GIVEN TASK:
Each line that holds the word "болотный" counts once; give the total number of such lines and nothing else.

DATASET ROWS:
:::

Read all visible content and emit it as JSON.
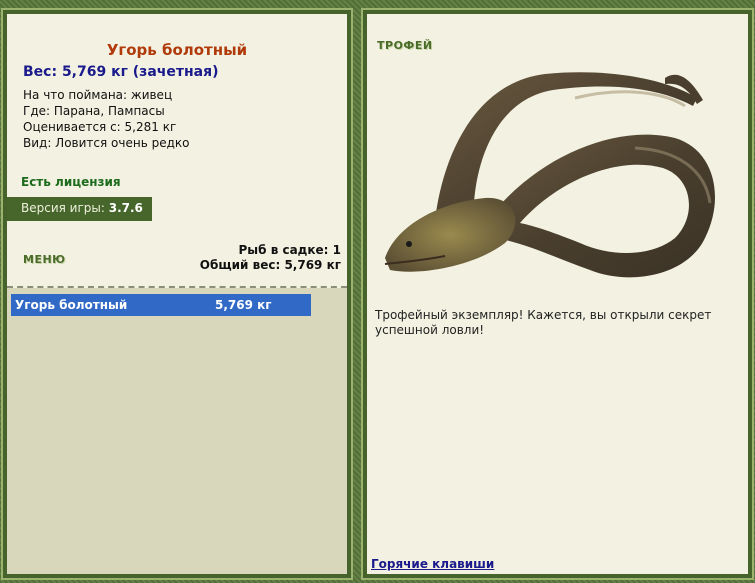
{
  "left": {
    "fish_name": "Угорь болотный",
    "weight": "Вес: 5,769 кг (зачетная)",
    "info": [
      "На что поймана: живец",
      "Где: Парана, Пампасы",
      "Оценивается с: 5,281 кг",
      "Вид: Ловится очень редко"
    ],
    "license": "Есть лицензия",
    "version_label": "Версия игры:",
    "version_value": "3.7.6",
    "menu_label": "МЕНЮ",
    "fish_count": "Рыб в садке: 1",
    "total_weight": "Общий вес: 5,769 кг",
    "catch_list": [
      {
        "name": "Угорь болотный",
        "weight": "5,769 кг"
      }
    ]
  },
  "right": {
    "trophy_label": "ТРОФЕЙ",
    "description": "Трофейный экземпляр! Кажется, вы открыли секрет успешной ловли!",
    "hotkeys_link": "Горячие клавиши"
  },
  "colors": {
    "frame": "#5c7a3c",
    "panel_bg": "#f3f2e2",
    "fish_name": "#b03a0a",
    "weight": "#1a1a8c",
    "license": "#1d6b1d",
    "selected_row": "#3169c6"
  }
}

:::

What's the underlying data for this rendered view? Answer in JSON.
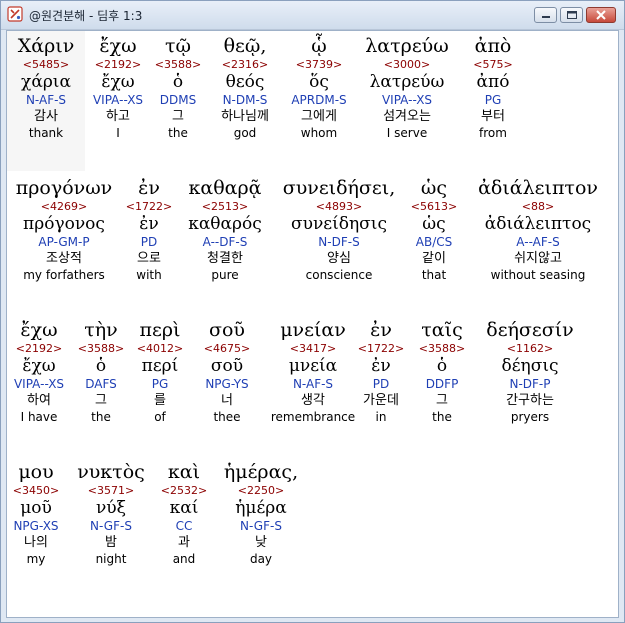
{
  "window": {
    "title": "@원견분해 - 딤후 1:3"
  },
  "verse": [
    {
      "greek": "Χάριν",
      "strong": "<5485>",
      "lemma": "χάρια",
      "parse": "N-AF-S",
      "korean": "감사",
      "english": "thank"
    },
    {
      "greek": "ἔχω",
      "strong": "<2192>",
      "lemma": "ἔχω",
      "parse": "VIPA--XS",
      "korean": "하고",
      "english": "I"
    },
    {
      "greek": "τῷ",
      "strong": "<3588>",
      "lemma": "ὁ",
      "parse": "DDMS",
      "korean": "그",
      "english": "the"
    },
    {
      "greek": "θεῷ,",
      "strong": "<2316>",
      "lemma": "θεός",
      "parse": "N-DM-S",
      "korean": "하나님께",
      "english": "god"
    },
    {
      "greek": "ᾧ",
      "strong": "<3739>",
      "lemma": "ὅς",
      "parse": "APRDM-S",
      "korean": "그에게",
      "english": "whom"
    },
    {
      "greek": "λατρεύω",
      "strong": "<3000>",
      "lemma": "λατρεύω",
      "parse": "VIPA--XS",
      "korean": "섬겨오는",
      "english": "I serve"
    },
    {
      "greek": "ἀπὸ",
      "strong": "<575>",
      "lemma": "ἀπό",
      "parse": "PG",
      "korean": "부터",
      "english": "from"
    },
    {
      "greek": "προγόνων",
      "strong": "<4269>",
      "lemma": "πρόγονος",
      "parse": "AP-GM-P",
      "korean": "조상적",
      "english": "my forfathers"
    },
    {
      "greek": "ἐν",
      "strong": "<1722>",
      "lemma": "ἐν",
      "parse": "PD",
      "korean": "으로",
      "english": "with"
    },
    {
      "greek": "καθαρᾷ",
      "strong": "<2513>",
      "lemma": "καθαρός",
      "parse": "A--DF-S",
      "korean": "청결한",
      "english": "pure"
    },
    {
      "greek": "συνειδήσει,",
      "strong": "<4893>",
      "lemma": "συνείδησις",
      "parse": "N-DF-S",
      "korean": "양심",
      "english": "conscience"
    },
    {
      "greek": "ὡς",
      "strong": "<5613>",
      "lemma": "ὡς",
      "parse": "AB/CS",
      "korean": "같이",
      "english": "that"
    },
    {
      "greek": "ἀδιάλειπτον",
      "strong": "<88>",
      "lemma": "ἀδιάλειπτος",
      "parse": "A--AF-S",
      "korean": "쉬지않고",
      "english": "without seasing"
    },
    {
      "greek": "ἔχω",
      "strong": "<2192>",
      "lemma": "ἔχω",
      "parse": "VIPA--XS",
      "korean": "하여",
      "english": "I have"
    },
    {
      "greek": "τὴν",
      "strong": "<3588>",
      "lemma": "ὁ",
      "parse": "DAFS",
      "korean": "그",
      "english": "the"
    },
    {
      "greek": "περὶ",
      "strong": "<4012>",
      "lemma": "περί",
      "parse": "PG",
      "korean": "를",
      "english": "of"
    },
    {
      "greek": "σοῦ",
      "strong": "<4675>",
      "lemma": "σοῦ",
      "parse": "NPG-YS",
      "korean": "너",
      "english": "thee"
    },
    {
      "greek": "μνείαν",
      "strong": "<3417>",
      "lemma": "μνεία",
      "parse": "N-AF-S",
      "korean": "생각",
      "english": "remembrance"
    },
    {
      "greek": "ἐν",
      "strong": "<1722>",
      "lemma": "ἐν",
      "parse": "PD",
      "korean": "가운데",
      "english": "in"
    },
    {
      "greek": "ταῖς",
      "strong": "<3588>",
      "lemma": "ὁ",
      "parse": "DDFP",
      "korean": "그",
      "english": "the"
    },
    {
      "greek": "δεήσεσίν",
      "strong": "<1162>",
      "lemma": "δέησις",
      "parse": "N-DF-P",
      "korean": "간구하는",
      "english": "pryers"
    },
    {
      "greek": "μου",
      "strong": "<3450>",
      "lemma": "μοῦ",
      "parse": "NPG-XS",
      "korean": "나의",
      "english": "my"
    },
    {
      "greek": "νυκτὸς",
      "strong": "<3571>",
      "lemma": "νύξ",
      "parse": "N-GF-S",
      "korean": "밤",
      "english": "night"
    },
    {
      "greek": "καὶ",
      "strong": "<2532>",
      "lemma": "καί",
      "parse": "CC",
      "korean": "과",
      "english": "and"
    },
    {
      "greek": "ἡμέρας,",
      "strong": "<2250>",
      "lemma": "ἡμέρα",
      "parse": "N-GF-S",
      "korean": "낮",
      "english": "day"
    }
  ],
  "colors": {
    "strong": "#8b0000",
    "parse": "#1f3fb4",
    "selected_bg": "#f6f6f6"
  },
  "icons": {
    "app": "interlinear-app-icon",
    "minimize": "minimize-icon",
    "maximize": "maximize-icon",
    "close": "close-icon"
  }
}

:::

ANSWER:
2